* TASK OBJECTIVE: Filter the entries below, keeping every line that has the word "nabadzīgi".

=-=-=

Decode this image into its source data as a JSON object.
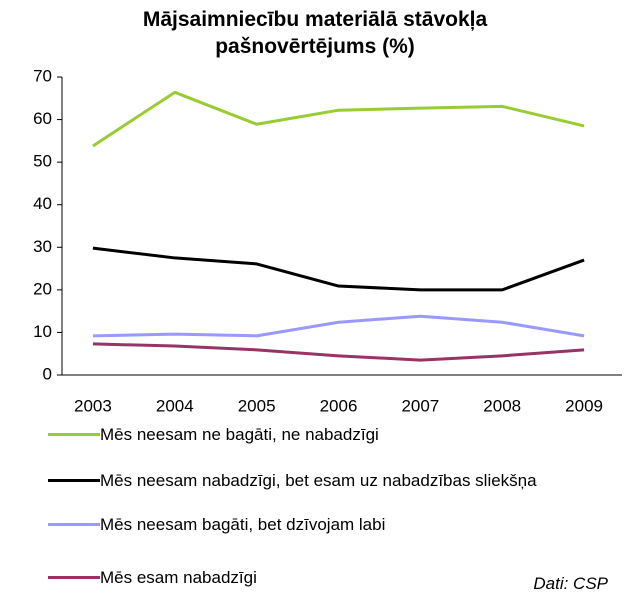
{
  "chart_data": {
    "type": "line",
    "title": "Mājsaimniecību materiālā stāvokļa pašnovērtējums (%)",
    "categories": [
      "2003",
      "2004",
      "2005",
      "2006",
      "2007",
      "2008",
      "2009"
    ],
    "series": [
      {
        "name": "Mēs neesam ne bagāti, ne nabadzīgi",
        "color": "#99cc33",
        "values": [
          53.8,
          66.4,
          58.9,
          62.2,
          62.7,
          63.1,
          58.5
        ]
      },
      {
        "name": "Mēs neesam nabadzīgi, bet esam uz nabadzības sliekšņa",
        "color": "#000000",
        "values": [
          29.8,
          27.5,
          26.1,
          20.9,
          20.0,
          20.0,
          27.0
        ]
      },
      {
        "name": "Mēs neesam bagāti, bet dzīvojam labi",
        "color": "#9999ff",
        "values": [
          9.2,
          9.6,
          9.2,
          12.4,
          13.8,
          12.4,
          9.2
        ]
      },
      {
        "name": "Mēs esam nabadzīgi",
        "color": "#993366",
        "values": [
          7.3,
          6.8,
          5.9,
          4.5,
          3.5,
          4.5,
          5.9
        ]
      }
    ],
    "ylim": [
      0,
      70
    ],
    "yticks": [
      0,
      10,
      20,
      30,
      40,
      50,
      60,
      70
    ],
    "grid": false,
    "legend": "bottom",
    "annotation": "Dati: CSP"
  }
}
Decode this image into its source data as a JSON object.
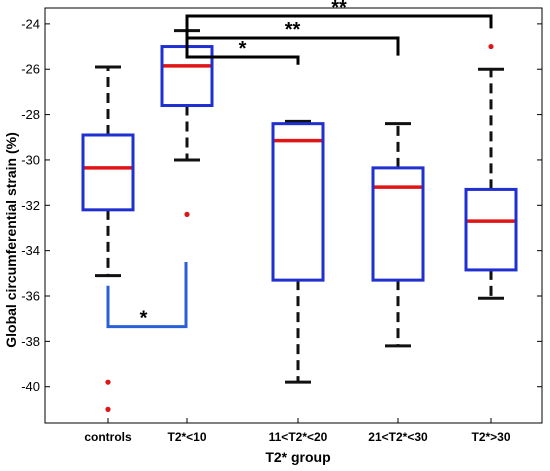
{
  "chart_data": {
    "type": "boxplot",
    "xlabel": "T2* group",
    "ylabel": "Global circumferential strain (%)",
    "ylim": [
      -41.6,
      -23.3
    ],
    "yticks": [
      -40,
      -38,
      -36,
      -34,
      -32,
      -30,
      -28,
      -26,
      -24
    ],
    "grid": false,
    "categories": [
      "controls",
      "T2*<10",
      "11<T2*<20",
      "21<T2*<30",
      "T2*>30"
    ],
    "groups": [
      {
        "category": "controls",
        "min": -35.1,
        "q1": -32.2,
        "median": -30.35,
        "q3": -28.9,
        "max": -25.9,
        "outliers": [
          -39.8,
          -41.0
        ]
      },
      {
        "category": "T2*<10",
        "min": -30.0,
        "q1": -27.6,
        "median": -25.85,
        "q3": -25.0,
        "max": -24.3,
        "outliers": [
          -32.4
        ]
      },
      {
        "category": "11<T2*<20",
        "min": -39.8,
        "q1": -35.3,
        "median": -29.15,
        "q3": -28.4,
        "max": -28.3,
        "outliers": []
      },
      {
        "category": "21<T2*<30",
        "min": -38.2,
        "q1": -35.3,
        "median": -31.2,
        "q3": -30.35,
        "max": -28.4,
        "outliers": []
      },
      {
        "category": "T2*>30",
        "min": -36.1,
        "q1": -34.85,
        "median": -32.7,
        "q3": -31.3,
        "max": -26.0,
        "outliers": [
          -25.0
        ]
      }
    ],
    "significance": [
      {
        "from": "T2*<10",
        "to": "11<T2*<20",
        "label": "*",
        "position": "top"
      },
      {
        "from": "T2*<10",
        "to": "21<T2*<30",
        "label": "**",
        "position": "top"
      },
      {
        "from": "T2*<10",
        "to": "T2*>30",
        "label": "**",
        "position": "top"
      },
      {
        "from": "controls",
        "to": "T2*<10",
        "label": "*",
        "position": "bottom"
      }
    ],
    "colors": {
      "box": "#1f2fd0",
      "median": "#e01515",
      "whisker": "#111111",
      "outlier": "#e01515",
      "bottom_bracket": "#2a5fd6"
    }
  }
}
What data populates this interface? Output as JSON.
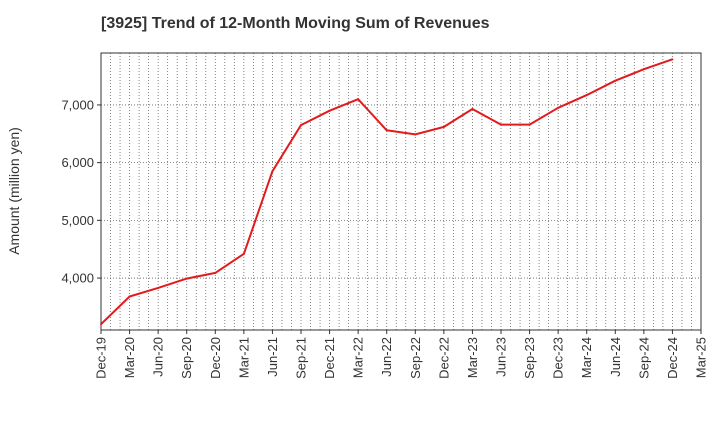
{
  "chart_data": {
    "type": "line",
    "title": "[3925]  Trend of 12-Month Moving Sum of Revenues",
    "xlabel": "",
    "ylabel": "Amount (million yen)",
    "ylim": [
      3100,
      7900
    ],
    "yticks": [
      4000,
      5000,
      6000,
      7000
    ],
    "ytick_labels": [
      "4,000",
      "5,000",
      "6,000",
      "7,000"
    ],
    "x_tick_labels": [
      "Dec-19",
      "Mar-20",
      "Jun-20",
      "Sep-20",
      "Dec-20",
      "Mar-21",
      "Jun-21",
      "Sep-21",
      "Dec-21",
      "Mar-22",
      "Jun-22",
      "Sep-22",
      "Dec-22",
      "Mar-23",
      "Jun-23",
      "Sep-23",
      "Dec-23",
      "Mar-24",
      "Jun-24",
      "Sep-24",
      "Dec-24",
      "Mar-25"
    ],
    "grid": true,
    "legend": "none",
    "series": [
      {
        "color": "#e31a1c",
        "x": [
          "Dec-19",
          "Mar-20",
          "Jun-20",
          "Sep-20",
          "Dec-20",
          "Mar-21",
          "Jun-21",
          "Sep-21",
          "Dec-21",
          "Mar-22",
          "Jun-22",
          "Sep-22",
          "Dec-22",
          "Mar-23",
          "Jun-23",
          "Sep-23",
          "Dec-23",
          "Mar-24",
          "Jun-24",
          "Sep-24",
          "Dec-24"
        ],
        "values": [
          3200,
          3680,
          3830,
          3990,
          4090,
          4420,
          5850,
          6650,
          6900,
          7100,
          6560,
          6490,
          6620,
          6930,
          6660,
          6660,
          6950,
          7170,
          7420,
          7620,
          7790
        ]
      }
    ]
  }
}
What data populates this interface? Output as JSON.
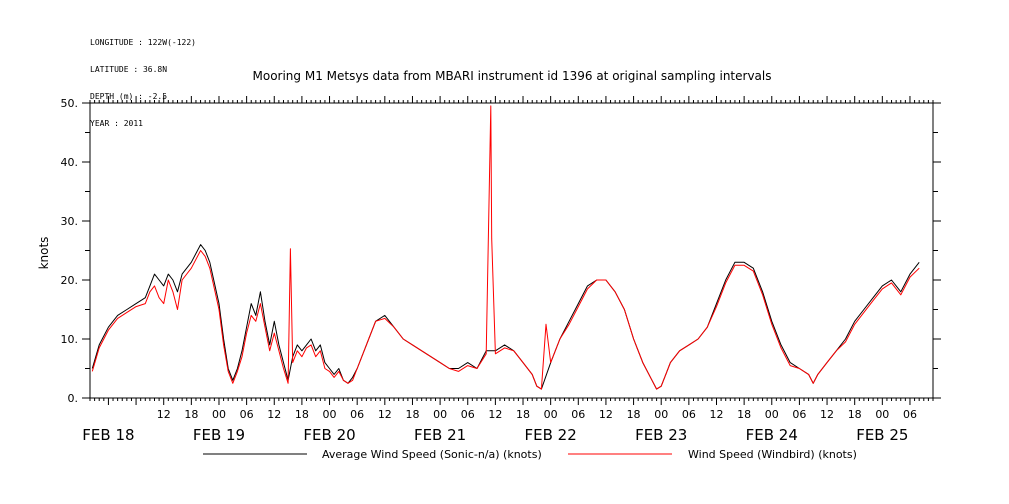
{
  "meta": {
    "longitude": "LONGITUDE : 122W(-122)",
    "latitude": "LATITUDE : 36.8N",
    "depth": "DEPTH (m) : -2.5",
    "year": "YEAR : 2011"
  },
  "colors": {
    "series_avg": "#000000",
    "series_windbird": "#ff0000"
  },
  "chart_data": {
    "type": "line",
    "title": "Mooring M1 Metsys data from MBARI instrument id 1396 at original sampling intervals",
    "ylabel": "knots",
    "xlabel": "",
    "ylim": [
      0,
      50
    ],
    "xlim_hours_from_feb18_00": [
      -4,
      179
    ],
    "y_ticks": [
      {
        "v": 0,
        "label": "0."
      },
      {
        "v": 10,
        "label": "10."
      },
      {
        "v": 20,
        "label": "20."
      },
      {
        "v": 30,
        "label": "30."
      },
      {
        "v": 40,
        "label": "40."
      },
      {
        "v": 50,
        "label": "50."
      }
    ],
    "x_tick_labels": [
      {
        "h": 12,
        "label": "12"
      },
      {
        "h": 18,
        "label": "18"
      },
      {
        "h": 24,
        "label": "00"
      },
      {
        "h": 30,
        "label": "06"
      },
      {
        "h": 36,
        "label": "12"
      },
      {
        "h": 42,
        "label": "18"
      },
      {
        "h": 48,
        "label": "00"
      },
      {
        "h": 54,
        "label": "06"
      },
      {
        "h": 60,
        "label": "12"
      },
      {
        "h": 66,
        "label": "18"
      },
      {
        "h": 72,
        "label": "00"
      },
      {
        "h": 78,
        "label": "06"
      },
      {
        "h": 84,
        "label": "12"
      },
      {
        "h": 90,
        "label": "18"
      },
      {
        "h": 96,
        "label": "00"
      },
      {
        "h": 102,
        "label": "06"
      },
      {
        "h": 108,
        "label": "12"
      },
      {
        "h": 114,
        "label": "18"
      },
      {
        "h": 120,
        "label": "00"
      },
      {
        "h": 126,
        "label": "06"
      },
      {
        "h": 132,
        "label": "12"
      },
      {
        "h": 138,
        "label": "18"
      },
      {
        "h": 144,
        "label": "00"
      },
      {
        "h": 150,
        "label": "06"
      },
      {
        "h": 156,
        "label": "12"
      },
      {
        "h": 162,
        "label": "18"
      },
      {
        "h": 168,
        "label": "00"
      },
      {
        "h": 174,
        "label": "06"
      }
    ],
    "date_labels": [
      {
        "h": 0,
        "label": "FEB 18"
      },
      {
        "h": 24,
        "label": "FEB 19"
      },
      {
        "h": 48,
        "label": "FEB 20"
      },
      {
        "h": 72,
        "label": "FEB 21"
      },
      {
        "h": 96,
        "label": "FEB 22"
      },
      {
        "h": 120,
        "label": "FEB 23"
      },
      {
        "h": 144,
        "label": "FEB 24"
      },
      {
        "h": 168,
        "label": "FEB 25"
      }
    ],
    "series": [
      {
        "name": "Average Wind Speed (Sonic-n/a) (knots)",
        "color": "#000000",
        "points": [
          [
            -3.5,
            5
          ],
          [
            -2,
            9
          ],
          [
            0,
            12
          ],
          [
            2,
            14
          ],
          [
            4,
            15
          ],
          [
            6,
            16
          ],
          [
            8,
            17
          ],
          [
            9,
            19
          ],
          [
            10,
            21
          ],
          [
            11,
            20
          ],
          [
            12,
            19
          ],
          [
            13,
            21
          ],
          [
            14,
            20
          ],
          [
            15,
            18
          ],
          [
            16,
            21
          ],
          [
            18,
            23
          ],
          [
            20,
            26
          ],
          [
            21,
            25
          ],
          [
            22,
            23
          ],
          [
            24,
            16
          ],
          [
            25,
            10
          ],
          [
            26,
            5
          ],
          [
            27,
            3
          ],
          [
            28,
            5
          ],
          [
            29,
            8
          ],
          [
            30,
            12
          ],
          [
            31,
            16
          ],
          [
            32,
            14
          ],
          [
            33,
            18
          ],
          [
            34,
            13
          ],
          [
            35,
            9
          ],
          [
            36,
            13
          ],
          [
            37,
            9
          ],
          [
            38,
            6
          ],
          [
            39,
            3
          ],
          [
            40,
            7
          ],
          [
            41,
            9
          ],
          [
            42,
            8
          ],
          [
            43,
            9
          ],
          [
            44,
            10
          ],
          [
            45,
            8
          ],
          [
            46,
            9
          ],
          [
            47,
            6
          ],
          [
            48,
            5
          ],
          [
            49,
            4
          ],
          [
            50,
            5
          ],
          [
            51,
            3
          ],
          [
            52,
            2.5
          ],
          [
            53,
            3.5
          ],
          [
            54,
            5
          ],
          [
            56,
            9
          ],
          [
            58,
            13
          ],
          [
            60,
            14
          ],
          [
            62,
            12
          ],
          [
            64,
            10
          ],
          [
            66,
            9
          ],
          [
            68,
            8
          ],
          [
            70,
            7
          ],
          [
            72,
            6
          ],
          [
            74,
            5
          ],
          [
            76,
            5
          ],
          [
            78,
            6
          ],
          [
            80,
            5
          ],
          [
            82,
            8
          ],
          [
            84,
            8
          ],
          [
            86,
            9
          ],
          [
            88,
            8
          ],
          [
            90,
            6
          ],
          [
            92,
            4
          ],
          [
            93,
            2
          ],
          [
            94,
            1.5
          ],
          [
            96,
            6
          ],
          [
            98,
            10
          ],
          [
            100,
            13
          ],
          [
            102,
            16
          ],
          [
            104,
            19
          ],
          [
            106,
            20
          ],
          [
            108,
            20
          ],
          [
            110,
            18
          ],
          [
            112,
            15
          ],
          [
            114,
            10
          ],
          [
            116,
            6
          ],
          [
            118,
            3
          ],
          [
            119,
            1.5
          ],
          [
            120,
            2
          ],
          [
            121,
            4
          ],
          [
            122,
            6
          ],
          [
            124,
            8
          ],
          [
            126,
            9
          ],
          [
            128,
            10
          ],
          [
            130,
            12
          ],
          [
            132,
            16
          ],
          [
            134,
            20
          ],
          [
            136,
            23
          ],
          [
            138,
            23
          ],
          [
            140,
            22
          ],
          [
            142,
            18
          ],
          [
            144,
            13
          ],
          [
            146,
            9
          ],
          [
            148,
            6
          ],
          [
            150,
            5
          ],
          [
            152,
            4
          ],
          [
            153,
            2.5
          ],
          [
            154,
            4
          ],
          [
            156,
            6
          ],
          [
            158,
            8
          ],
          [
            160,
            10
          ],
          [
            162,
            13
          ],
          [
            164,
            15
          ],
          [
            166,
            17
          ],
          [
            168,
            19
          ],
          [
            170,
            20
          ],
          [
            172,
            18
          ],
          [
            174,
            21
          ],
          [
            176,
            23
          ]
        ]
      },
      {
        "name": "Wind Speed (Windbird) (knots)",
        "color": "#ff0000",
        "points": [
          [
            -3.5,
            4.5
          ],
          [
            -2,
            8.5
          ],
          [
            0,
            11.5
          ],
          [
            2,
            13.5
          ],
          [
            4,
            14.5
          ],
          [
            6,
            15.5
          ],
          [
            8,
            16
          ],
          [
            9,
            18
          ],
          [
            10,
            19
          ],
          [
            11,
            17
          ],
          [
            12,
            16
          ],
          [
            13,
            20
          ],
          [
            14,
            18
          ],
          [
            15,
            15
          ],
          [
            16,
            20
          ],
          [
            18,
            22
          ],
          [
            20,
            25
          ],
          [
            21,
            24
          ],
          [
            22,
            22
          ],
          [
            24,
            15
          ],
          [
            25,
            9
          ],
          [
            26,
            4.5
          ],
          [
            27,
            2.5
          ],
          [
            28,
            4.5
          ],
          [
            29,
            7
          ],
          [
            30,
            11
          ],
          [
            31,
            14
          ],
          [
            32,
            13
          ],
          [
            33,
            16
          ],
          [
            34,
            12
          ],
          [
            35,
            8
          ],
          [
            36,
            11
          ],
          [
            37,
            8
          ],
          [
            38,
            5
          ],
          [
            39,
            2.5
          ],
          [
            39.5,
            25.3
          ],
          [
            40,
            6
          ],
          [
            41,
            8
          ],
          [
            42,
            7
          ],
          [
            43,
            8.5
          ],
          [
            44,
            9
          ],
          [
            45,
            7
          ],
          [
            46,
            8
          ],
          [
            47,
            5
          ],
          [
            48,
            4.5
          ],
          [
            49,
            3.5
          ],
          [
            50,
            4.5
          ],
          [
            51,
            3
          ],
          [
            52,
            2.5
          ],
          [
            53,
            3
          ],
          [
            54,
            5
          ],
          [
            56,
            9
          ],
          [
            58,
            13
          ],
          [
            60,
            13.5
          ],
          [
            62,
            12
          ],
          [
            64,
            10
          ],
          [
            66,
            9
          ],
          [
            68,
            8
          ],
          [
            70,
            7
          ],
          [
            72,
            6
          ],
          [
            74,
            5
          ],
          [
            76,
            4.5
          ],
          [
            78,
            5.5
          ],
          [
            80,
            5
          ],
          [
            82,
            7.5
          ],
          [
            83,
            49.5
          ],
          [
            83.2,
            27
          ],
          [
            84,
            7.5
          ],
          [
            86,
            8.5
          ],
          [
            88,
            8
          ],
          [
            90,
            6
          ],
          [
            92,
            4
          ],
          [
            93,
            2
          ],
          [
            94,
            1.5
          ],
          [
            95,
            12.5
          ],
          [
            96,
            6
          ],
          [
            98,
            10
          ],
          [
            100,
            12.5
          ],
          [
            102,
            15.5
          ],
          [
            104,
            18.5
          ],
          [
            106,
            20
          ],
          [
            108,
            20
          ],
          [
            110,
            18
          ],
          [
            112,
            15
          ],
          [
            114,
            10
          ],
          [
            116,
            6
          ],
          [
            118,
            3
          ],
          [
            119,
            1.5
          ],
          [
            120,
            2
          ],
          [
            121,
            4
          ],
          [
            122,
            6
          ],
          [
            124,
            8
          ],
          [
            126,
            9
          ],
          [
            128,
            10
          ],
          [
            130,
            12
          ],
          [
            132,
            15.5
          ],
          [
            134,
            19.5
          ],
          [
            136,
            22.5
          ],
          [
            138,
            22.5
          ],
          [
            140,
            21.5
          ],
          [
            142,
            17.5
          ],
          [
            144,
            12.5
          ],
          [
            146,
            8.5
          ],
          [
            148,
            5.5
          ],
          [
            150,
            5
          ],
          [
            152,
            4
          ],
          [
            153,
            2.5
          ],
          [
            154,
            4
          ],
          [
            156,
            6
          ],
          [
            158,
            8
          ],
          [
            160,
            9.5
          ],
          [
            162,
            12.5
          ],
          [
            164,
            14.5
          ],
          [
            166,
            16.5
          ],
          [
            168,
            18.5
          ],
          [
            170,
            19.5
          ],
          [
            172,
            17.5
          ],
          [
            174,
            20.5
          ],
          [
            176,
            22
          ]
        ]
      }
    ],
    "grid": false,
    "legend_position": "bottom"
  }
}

=-=-=

* EXERCISE RESULT:
        "name": "Mēs neesam ne bagāti, ne nabadzīgi",
        "name": "Mēs neesam nabadzīgi, bet esam uz nabadzības sliekšņa",
        "name": "Mēs esam nabadzīgi",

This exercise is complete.